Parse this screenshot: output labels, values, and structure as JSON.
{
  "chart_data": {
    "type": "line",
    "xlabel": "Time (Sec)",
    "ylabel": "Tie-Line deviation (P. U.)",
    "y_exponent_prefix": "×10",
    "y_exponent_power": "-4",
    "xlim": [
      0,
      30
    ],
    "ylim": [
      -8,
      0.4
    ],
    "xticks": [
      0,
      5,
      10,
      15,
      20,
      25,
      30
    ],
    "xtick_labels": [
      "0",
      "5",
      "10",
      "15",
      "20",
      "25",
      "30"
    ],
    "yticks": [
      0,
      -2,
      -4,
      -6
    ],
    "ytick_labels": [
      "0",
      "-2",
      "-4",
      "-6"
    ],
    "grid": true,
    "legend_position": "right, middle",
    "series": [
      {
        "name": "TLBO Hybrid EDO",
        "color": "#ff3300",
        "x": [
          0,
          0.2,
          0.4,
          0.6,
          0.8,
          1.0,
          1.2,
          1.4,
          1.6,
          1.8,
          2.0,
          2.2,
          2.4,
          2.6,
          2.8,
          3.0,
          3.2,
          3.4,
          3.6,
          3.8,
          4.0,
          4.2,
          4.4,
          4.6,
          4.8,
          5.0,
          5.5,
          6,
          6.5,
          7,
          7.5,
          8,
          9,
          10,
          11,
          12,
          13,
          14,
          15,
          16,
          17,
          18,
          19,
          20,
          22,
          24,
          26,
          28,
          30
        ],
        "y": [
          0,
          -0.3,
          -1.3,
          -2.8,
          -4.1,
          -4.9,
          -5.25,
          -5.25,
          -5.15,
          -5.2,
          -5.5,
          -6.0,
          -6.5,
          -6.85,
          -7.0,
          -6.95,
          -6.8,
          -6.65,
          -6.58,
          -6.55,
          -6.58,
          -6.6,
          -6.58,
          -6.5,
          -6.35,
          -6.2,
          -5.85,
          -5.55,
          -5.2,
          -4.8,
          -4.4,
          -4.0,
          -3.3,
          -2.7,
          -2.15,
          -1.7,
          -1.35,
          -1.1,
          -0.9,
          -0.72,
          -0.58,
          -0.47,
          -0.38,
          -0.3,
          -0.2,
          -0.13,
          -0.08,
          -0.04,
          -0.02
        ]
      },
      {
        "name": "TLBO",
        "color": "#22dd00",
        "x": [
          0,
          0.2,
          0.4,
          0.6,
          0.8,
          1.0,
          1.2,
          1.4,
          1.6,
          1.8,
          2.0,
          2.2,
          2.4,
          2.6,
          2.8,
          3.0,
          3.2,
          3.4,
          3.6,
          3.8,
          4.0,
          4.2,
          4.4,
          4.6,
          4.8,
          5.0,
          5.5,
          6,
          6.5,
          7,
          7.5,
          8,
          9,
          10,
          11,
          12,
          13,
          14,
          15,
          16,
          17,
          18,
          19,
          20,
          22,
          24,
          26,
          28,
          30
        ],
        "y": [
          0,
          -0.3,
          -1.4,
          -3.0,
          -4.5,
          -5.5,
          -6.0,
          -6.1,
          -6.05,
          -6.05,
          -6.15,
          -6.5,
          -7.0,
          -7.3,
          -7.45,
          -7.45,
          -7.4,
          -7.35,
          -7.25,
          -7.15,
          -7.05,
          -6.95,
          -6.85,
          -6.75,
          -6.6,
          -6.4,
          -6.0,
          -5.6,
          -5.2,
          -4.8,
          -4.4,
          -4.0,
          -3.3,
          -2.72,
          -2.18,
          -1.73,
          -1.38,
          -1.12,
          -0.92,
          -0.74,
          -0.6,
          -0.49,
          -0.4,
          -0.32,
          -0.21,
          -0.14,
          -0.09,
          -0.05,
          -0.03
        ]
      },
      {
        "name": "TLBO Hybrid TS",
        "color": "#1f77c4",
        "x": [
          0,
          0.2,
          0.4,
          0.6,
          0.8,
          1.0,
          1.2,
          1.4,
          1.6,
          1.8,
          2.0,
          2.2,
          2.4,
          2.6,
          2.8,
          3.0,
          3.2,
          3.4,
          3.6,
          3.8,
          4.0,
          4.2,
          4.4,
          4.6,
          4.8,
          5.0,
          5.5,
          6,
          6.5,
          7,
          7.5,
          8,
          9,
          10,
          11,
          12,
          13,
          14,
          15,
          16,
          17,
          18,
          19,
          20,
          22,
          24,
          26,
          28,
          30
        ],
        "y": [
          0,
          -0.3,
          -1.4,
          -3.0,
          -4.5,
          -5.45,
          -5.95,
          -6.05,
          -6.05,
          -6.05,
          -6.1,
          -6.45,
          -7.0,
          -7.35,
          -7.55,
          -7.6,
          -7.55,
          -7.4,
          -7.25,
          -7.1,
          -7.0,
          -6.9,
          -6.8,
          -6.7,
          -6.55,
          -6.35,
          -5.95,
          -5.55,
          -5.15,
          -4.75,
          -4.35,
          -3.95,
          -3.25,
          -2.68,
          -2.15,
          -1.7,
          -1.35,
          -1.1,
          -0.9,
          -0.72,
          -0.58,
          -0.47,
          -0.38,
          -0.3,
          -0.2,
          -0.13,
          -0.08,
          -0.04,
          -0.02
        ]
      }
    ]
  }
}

----------------

Faithfully reproduce all of the records, character for character.

__Task answer__:
Parse this screenshot: output labels, values, and structure as JSON.
{
  "chart_data": {
    "type": "line",
    "xlabel": "Time (Sec)",
    "ylabel": "Tie-Line deviation (P. U.)",
    "y_exponent_prefix": "×10",
    "y_exponent_power": "-4",
    "xlim": [
      0,
      30
    ],
    "ylim": [
      -8,
      0.4
    ],
    "xticks": [
      0,
      5,
      10,
      15,
      20,
      25,
      30
    ],
    "xtick_labels": [
      "0",
      "5",
      "10",
      "15",
      "20",
      "25",
      "30"
    ],
    "yticks": [
      0,
      -2,
      -4,
      -6
    ],
    "ytick_labels": [
      "0",
      "-2",
      "-4",
      "-6"
    ],
    "grid": true,
    "legend_position": "right, middle",
    "series": [
      {
        "name": "TLBO Hybrid EDO",
        "color": "#ff3300",
        "x": [
          0,
          0.2,
          0.4,
          0.6,
          0.8,
          1.0,
          1.2,
          1.4,
          1.6,
          1.8,
          2.0,
          2.2,
          2.4,
          2.6,
          2.8,
          3.0,
          3.2,
          3.4,
          3.6,
          3.8,
          4.0,
          4.2,
          4.4,
          4.6,
          4.8,
          5.0,
          5.5,
          6,
          6.5,
          7,
          7.5,
          8,
          9,
          10,
          11,
          12,
          13,
          14,
          15,
          16,
          17,
          18,
          19,
          20,
          22,
          24,
          26,
          28,
          30
        ],
        "y": [
          0,
          -0.3,
          -1.3,
          -2.8,
          -4.1,
          -4.9,
          -5.25,
          -5.25,
          -5.15,
          -5.2,
          -5.5,
          -6.0,
          -6.5,
          -6.85,
          -7.0,
          -6.95,
          -6.8,
          -6.65,
          -6.58,
          -6.55,
          -6.58,
          -6.6,
          -6.58,
          -6.5,
          -6.35,
          -6.2,
          -5.85,
          -5.55,
          -5.2,
          -4.8,
          -4.4,
          -4.0,
          -3.3,
          -2.7,
          -2.15,
          -1.7,
          -1.35,
          -1.1,
          -0.9,
          -0.72,
          -0.58,
          -0.47,
          -0.38,
          -0.3,
          -0.2,
          -0.13,
          -0.08,
          -0.04,
          -0.02
        ]
      },
      {
        "name": "TLBO",
        "color": "#22dd00",
        "x": [
          0,
          0.2,
          0.4,
          0.6,
          0.8,
          1.0,
          1.2,
          1.4,
          1.6,
          1.8,
          2.0,
          2.2,
          2.4,
          2.6,
          2.8,
          3.0,
          3.2,
          3.4,
          3.6,
          3.8,
          4.0,
          4.2,
          4.4,
          4.6,
          4.8,
          5.0,
          5.5,
          6,
          6.5,
          7,
          7.5,
          8,
          9,
          10,
          11,
          12,
          13,
          14,
          15,
          16,
          17,
          18,
          19,
          20,
          22,
          24,
          26,
          28,
          30
        ],
        "y": [
          0,
          -0.3,
          -1.4,
          -3.0,
          -4.5,
          -5.5,
          -6.0,
          -6.1,
          -6.05,
          -6.05,
          -6.15,
          -6.5,
          -7.0,
          -7.3,
          -7.45,
          -7.45,
          -7.4,
          -7.35,
          -7.25,
          -7.15,
          -7.05,
          -6.95,
          -6.85,
          -6.75,
          -6.6,
          -6.4,
          -6.0,
          -5.6,
          -5.2,
          -4.8,
          -4.4,
          -4.0,
          -3.3,
          -2.72,
          -2.18,
          -1.73,
          -1.38,
          -1.12,
          -0.92,
          -0.74,
          -0.6,
          -0.49,
          -0.4,
          -0.32,
          -0.21,
          -0.14,
          -0.09,
          -0.05,
          -0.03
        ]
      },
      {
        "name": "TLBO Hybrid TS",
        "color": "#1f77c4",
        "x": [
          0,
          0.2,
          0.4,
          0.6,
          0.8,
          1.0,
          1.2,
          1.4,
          1.6,
          1.8,
          2.0,
          2.2,
          2.4,
          2.6,
          2.8,
          3.0,
          3.2,
          3.4,
          3.6,
          3.8,
          4.0,
          4.2,
          4.4,
          4.6,
          4.8,
          5.0,
          5.5,
          6,
          6.5,
          7,
          7.5,
          8,
          9,
          10,
          11,
          12,
          13,
          14,
          15,
          16,
          17,
          18,
          19,
          20,
          22,
          24,
          26,
          28,
          30
        ],
        "y": [
          0,
          -0.3,
          -1.4,
          -3.0,
          -4.5,
          -5.45,
          -5.95,
          -6.05,
          -6.05,
          -6.05,
          -6.1,
          -6.45,
          -7.0,
          -7.35,
          -7.55,
          -7.6,
          -7.55,
          -7.4,
          -7.25,
          -7.1,
          -7.0,
          -6.9,
          -6.8,
          -6.7,
          -6.55,
          -6.35,
          -5.95,
          -5.55,
          -5.15,
          -4.75,
          -4.35,
          -3.95,
          -3.25,
          -2.68,
          -2.15,
          -1.7,
          -1.35,
          -1.1,
          -0.9,
          -0.72,
          -0.58,
          -0.47,
          -0.38,
          -0.3,
          -0.2,
          -0.13,
          -0.08,
          -0.04,
          -0.02
        ]
      }
    ]
  }
}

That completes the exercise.